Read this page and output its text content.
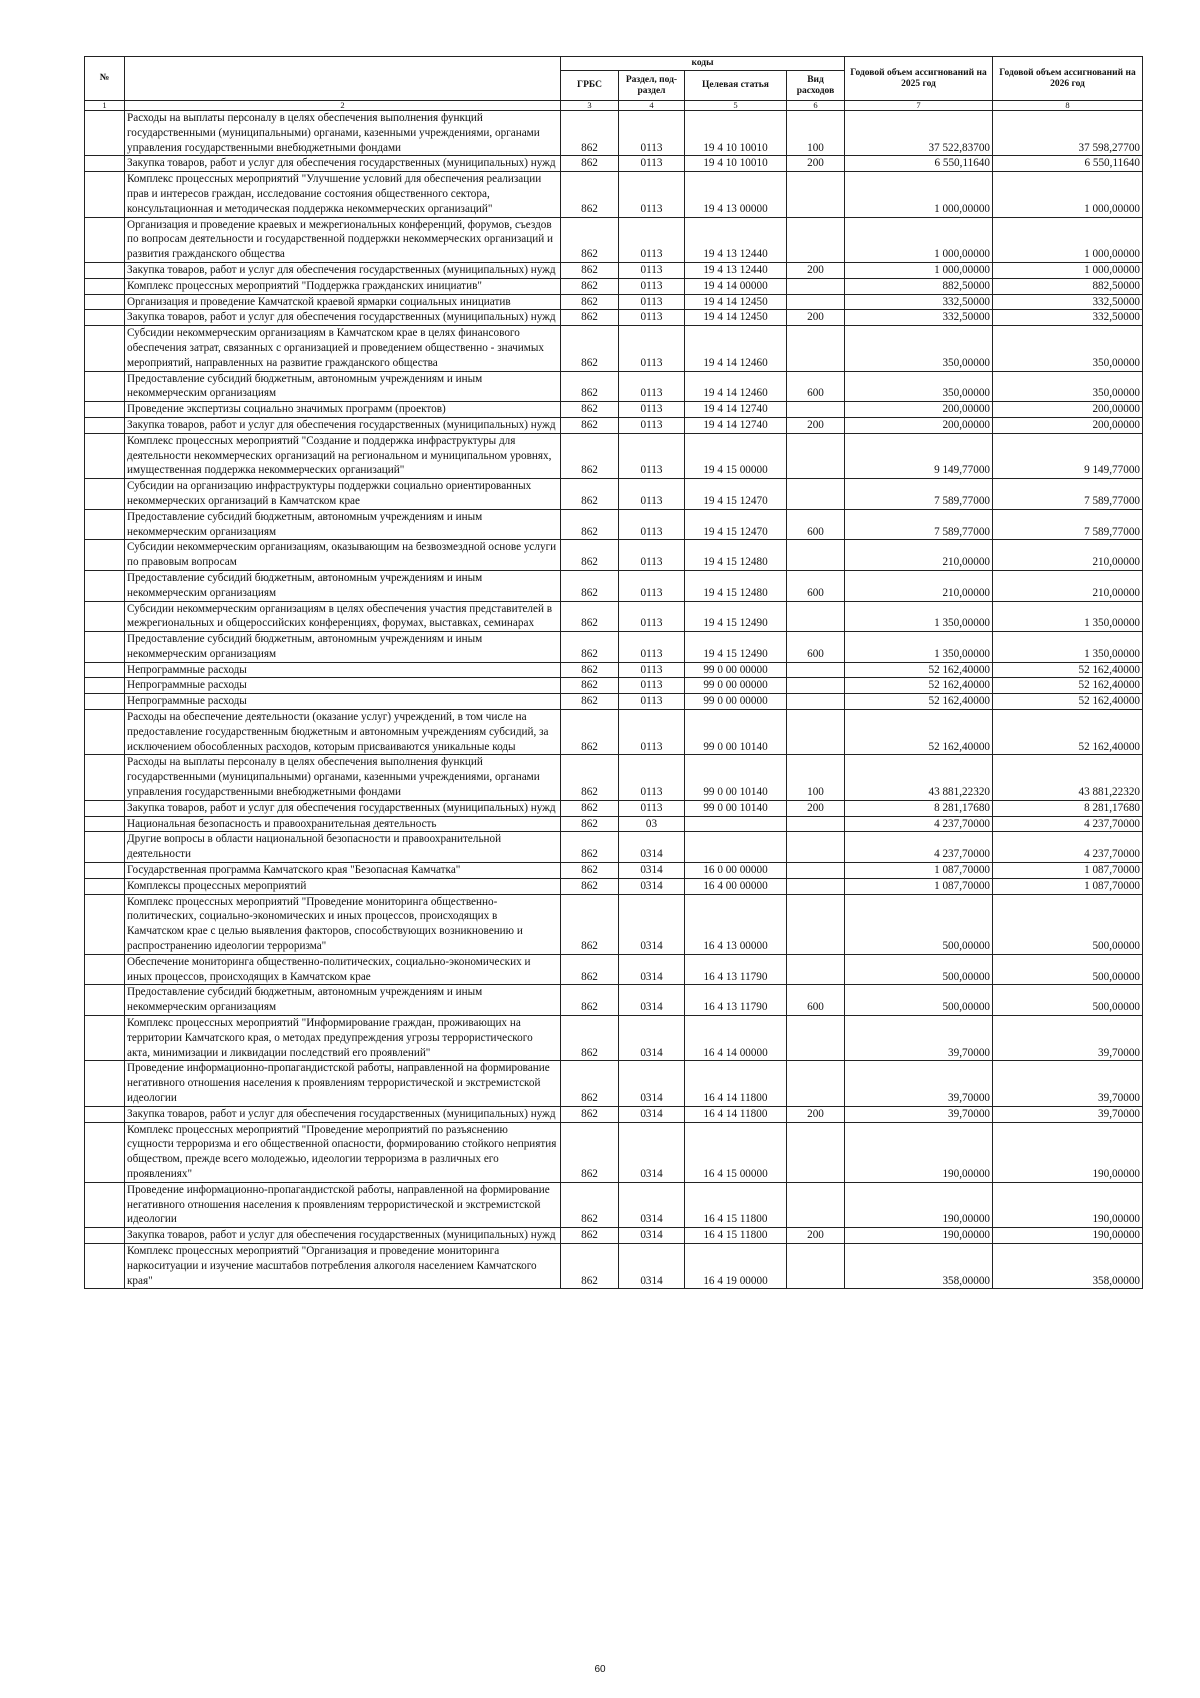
№		коды				Годовой объем ассигнований на 2025 год	Годовой объем ассигнований на 2026 год
		ГРБС	Раздел, под-раздел	Целевая статья	Вид расходов		
1	2	3	4	5	6	7	8
	Расходы на выплаты персоналу в целях обеспечения выполнения функций государственными (муниципальными) органами, казенными учреждениями, органами управления государственными внебюджетными фондами	862	0113	19 4 10 10010	100	37 522,83700	37 598,27700
	Закупка товаров, работ и услуг для обеспечения государственных (муниципальных) нужд	862	0113	19 4 10 10010	200	6 550,11640	6 550,11640
	Комплекс процессных мероприятий "Улучшение условий для обеспечения реализации прав и интересов граждан, исследование состояния общественного сектора, консультационная и методическая поддержка некоммерческих организаций"	862	0113	19 4 13 00000		1 000,00000	1 000,00000
	Организация и проведение краевых и межрегиональных конференций, форумов, съездов по вопросам деятельности и государственной поддержки некоммерческих организаций и развития гражданского общества	862	0113	19 4 13 12440		1 000,00000	1 000,00000
	Закупка товаров, работ и услуг для обеспечения государственных (муниципальных) нужд	862	0113	19 4 13 12440	200	1 000,00000	1 000,00000
	Комплекс процессных мероприятий "Поддержка гражданских инициатив"	862	0113	19 4 14 00000		882,50000	882,50000
	Организация и проведение Камчатской краевой ярмарки социальных инициатив	862	0113	19 4 14 12450		332,50000	332,50000
	Закупка товаров, работ и услуг для обеспечения государственных (муниципальных) нужд	862	0113	19 4 14 12450	200	332,50000	332,50000
	Субсидии некоммерческим организациям в Камчатском крае в целях финансового обеспечения затрат, связанных с организацией и проведением общественно - значимых мероприятий, направленных на развитие гражданского общества	862	0113	19 4 14 12460		350,00000	350,00000
	Предоставление субсидий бюджетным, автономным учреждениям и иным некоммерческим организациям	862	0113	19 4 14 12460	600	350,00000	350,00000
	Проведение экспертизы социально значимых программ (проектов)	862	0113	19 4 14 12740		200,00000	200,00000
	Закупка товаров, работ и услуг для обеспечения государственных (муниципальных) нужд	862	0113	19 4 14 12740	200	200,00000	200,00000
	Комплекс процессных мероприятий "Создание и поддержка инфраструктуры для деятельности некоммерческих организаций на региональном и муниципальном уровнях, имущественная поддержка некоммерческих организаций"	862	0113	19 4 15 00000		9 149,77000	9 149,77000
	Субсидии на организацию инфраструктуры поддержки социально ориентированных некоммерческих организаций в Камчатском крае	862	0113	19 4 15 12470		7 589,77000	7 589,77000
	Предоставление субсидий бюджетным, автономным учреждениям и иным некоммерческим организациям	862	0113	19 4 15 12470	600	7 589,77000	7 589,77000
	Субсидии некоммерческим организациям, оказывающим на безвозмездной основе услуги по правовым вопросам	862	0113	19 4 15 12480		210,00000	210,00000
	Предоставление субсидий бюджетным, автономным учреждениям и иным некоммерческим организациям	862	0113	19 4 15 12480	600	210,00000	210,00000
	Субсидии некоммерческим организациям в целях обеспечения участия представителей в межрегиональных и общероссийских конференциях, форумах, выставках, семинарах	862	0113	19 4 15 12490		1 350,00000	1 350,00000
	Предоставление субсидий бюджетным, автономным учреждениям и иным некоммерческим организациям	862	0113	19 4 15 12490	600	1 350,00000	1 350,00000
	Непрограммные расходы	862	0113	99 0 00 00000		52 162,40000	52 162,40000
	Непрограммные расходы	862	0113	99 0 00 00000		52 162,40000	52 162,40000
	Непрограммные расходы	862	0113	99 0 00 00000		52 162,40000	52 162,40000
	Расходы на обеспечение деятельности (оказание услуг) учреждений, в том числе на предоставление государственным бюджетным и автономным учреждениям субсидий, за исключением обособленных расходов, которым присваиваются уникальные коды	862	0113	99 0 00 10140		52 162,40000	52 162,40000
	Расходы на выплаты персоналу в целях обеспечения выполнения функций государственными (муниципальными) органами, казенными учреждениями, органами управления государственными внебюджетными фондами	862	0113	99 0 00 10140	100	43 881,22320	43 881,22320
	Закупка товаров, работ и услуг для обеспечения государственных (муниципальных) нужд	862	0113	99 0 00 10140	200	8 281,17680	8 281,17680
	Национальная безопасность и правоохранительная деятельность	862	03			4 237,70000	4 237,70000
	Другие вопросы в области национальной безопасности и правоохранительной деятельности	862	0314			4 237,70000	4 237,70000
	Государственная программа Камчатского края "Безопасная Камчатка"	862	0314	16 0 00 00000		1 087,70000	1 087,70000
	Комплексы процессных мероприятий	862	0314	16 4 00 00000		1 087,70000	1 087,70000
	Комплекс процессных мероприятий "Проведение мониторинга общественно-политических, социально-экономических и иных процессов, происходящих в Камчатском крае с целью выявления факторов, способствующих возникновению и распространению идеологии терроризма"	862	0314	16 4 13 00000		500,00000	500,00000
	Обеспечение мониторинга общественно-политических, социально-экономических и иных процессов, происходящих в Камчатском крае	862	0314	16 4 13 11790		500,00000	500,00000
	Предоставление субсидий бюджетным, автономным учреждениям и иным некоммерческим организациям	862	0314	16 4 13 11790	600	500,00000	500,00000
	Комплекс процессных мероприятий "Информирование граждан, проживающих на территории Камчатского края, о методах предупреждения угрозы террористического акта, минимизации и ликвидации последствий его проявлений"	862	0314	16 4 14 00000		39,70000	39,70000
	Проведение информационно-пропагандистской работы, направленной на формирование негативного отношения населения к проявлениям террористической и экстремистской идеологии	862	0314	16 4 14 11800		39,70000	39,70000
	Закупка товаров, работ и услуг для обеспечения государственных (муниципальных) нужд	862	0314	16 4 14 11800	200	39,70000	39,70000
	Комплекс процессных мероприятий "Проведение мероприятий по разъяснению сущности терроризма и его общественной опасности, формированию стойкого неприятия обществом, прежде всего молодежью, идеологии терроризма в различных его проявлениях"	862	0314	16 4 15 00000		190,00000	190,00000
	Проведение информационно-пропагандистской работы, направленной на формирование негативного отношения населения к проявлениям террористической и экстремистской идеологии	862	0314	16 4 15 11800		190,00000	190,00000
	Закупка товаров, работ и услуг для обеспечения государственных (муниципальных) нужд	862	0314	16 4 15 11800	200	190,00000	190,00000
	Комплекс процессных мероприятий "Организация и проведение мониторинга наркоситуации и изучение масштабов потребления алкоголя населением Камчатского края"	862	0314	16 4 19 00000		358,00000	358,00000
60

______________________________

Omit every picture while copying the listing above exactly.

Read this page and output its text content.
№		коды				Годовой объем ассигнований на 2025 год	Годовой объем ассигнований на 2026 год
		ГРБС	Раздел, под-раздел	Целевая статья	Вид расходов		
1	2	3	4	5	6	7	8
	Расходы на выплаты персоналу в целях обеспечения выполнения функций государственными (муниципальными) органами, казенными учреждениями, органами управления государственными внебюджетными фондами	862	0113	19 4 10 10010	100	37 522,83700	37 598,27700
	Закупка товаров, работ и услуг для обеспечения государственных (муниципальных) нужд	862	0113	19 4 10 10010	200	6 550,11640	6 550,11640
	Комплекс процессных мероприятий "Улучшение условий для обеспечения реализации прав и интересов граждан, исследование состояния общественного сектора, консультационная и методическая поддержка некоммерческих организаций"	862	0113	19 4 13 00000		1 000,00000	1 000,00000
	Организация и проведение краевых и межрегиональных конференций, форумов, съездов по вопросам деятельности и государственной поддержки некоммерческих организаций и развития гражданского общества	862	0113	19 4 13 12440		1 000,00000	1 000,00000
	Закупка товаров, работ и услуг для обеспечения государственных (муниципальных) нужд	862	0113	19 4 13 12440	200	1 000,00000	1 000,00000
	Комплекс процессных мероприятий "Поддержка гражданских инициатив"	862	0113	19 4 14 00000		882,50000	882,50000
	Организация и проведение Камчатской краевой ярмарки социальных инициатив	862	0113	19 4 14 12450		332,50000	332,50000
	Закупка товаров, работ и услуг для обеспечения государственных (муниципальных) нужд	862	0113	19 4 14 12450	200	332,50000	332,50000
	Субсидии некоммерческим организациям в Камчатском крае в целях финансового обеспечения затрат, связанных с организацией и проведением общественно - значимых мероприятий, направленных на развитие гражданского общества	862	0113	19 4 14 12460		350,00000	350,00000
	Предоставление субсидий бюджетным, автономным учреждениям и иным некоммерческим организациям	862	0113	19 4 14 12460	600	350,00000	350,00000
	Проведение экспертизы социально значимых программ (проектов)	862	0113	19 4 14 12740		200,00000	200,00000
	Закупка товаров, работ и услуг для обеспечения государственных (муниципальных) нужд	862	0113	19 4 14 12740	200	200,00000	200,00000
	Комплекс процессных мероприятий "Создание и поддержка инфраструктуры для деятельности некоммерческих организаций на региональном и муниципальном уровнях, имущественная поддержка некоммерческих организаций"	862	0113	19 4 15 00000		9 149,77000	9 149,77000
	Субсидии на организацию инфраструктуры поддержки социально ориентированных некоммерческих организаций в Камчатском крае	862	0113	19 4 15 12470		7 589,77000	7 589,77000
	Предоставление субсидий бюджетным, автономным учреждениям и иным некоммерческим организациям	862	0113	19 4 15 12470	600	7 589,77000	7 589,77000
	Субсидии некоммерческим организациям, оказывающим на безвозмездной основе услуги по правовым вопросам	862	0113	19 4 15 12480		210,00000	210,00000
	Предоставление субсидий бюджетным, автономным учреждениям и иным некоммерческим организациям	862	0113	19 4 15 12480	600	210,00000	210,00000
	Субсидии некоммерческим организациям в целях обеспечения участия представителей в межрегиональных и общероссийских конференциях, форумах, выставках, семинарах	862	0113	19 4 15 12490		1 350,00000	1 350,00000
	Предоставление субсидий бюджетным, автономным учреждениям и иным некоммерческим организациям	862	0113	19 4 15 12490	600	1 350,00000	1 350,00000
	Непрограммные расходы	862	0113	99 0 00 00000		52 162,40000	52 162,40000
	Непрограммные расходы	862	0113	99 0 00 00000		52 162,40000	52 162,40000
	Непрограммные расходы	862	0113	99 0 00 00000		52 162,40000	52 162,40000
	Расходы на обеспечение деятельности (оказание услуг) учреждений, в том числе на предоставление государственным бюджетным и автономным учреждениям субсидий, за исключением обособленных расходов, которым присваиваются уникальные коды	862	0113	99 0 00 10140		52 162,40000	52 162,40000
	Расходы на выплаты персоналу в целях обеспечения выполнения функций государственными (муниципальными) органами, казенными учреждениями, органами управления государственными внебюджетными фондами	862	0113	99 0 00 10140	100	43 881,22320	43 881,22320
	Закупка товаров, работ и услуг для обеспечения государственных (муниципальных) нужд	862	0113	99 0 00 10140	200	8 281,17680	8 281,17680
	Национальная безопасность и правоохранительная деятельность	862	03			4 237,70000	4 237,70000
	Другие вопросы в области национальной безопасности и правоохранительной деятельности	862	0314			4 237,70000	4 237,70000
	Государственная программа Камчатского края "Безопасная Камчатка"	862	0314	16 0 00 00000		1 087,70000	1 087,70000
	Комплексы процессных мероприятий	862	0314	16 4 00 00000		1 087,70000	1 087,70000
	Комплекс процессных мероприятий "Проведение мониторинга общественно-политических, социально-экономических и иных процессов, происходящих в Камчатском крае с целью выявления факторов, способствующих возникновению и распространению идеологии терроризма"	862	0314	16 4 13 00000		500,00000	500,00000
	Обеспечение мониторинга общественно-политических, социально-экономических и иных процессов, происходящих в Камчатском крае	862	0314	16 4 13 11790		500,00000	500,00000
	Предоставление субсидий бюджетным, автономным учреждениям и иным некоммерческим организациям	862	0314	16 4 13 11790	600	500,00000	500,00000
	Комплекс процессных мероприятий "Информирование граждан, проживающих на территории Камчатского края, о методах предупреждения угрозы террористического акта, минимизации и ликвидации последствий его проявлений"	862	0314	16 4 14 00000		39,70000	39,70000
	Проведение информационно-пропагандистской работы, направленной на формирование негативного отношения населения к проявлениям террористической и экстремистской идеологии	862	0314	16 4 14 11800		39,70000	39,70000
	Закупка товаров, работ и услуг для обеспечения государственных (муниципальных) нужд	862	0314	16 4 14 11800	200	39,70000	39,70000
	Комплекс процессных мероприятий "Проведение мероприятий по разъяснению сущности терроризма и его общественной опасности, формированию стойкого неприятия обществом, прежде всего молодежью, идеологии терроризма в различных его проявлениях"	862	0314	16 4 15 00000		190,00000	190,00000
	Проведение информационно-пропагандистской работы, направленной на формирование негативного отношения населения к проявлениям террористической и экстремистской идеологии	862	0314	16 4 15 11800		190,00000	190,00000
	Закупка товаров, работ и услуг для обеспечения государственных (муниципальных) нужд	862	0314	16 4 15 11800	200	190,00000	190,00000
	Комплекс процессных мероприятий "Организация и проведение мониторинга наркоситуации и изучение масштабов потребления алкоголя населением Камчатского края"	862	0314	16 4 19 00000		358,00000	358,00000
60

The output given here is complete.